TASK TO COMPLETE:
Retype all of the data exactly as given.
** start **
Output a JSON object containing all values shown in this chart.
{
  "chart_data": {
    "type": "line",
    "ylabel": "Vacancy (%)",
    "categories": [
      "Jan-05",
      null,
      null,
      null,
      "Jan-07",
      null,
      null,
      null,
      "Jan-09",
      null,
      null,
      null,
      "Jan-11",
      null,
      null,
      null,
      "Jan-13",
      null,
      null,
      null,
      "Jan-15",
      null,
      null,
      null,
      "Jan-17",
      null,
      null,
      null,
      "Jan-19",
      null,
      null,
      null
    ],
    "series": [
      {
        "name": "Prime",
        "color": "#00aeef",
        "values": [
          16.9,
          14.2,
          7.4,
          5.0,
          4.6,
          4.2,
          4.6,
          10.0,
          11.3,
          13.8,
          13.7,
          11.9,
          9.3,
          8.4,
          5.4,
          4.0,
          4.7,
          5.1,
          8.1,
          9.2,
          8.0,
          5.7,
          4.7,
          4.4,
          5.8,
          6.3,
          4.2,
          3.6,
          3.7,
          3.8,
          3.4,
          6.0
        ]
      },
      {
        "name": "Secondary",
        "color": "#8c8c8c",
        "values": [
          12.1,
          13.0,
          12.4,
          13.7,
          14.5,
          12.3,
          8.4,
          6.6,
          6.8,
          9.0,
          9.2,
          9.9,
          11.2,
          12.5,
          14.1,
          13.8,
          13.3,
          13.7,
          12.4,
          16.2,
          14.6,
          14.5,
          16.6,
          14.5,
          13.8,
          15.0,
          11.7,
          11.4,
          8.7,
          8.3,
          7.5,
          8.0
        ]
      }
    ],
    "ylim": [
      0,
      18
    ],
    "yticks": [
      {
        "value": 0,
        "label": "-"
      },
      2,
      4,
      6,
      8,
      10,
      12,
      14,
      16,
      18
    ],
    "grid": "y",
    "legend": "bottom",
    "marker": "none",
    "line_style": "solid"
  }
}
** end **
SOLUTION TO THIS EXERCISE:
Output a JSON object containing all values shown in this chart.
{
  "chart_data": {
    "type": "line",
    "ylabel": "Vacancy (%)",
    "categories": [
      "Jan-05",
      null,
      null,
      null,
      "Jan-07",
      null,
      null,
      null,
      "Jan-09",
      null,
      null,
      null,
      "Jan-11",
      null,
      null,
      null,
      "Jan-13",
      null,
      null,
      null,
      "Jan-15",
      null,
      null,
      null,
      "Jan-17",
      null,
      null,
      null,
      "Jan-19",
      null,
      null,
      null
    ],
    "series": [
      {
        "name": "Prime",
        "color": "#00aeef",
        "values": [
          16.9,
          14.2,
          7.4,
          5.0,
          4.6,
          4.2,
          4.6,
          10.0,
          11.3,
          13.8,
          13.7,
          11.9,
          9.3,
          8.4,
          5.4,
          4.0,
          4.7,
          5.1,
          8.1,
          9.2,
          8.0,
          5.7,
          4.7,
          4.4,
          5.8,
          6.3,
          4.2,
          3.6,
          3.7,
          3.8,
          3.4,
          6.0
        ]
      },
      {
        "name": "Secondary",
        "color": "#8c8c8c",
        "values": [
          12.1,
          13.0,
          12.4,
          13.7,
          14.5,
          12.3,
          8.4,
          6.6,
          6.8,
          9.0,
          9.2,
          9.9,
          11.2,
          12.5,
          14.1,
          13.8,
          13.3,
          13.7,
          12.4,
          16.2,
          14.6,
          14.5,
          16.6,
          14.5,
          13.8,
          15.0,
          11.7,
          11.4,
          8.7,
          8.3,
          7.5,
          8.0
        ]
      }
    ],
    "ylim": [
      0,
      18
    ],
    "yticks": [
      {
        "value": 0,
        "label": "-"
      },
      2,
      4,
      6,
      8,
      10,
      12,
      14,
      16,
      18
    ],
    "grid": "y",
    "legend": "bottom",
    "marker": "none",
    "line_style": "solid"
  }
}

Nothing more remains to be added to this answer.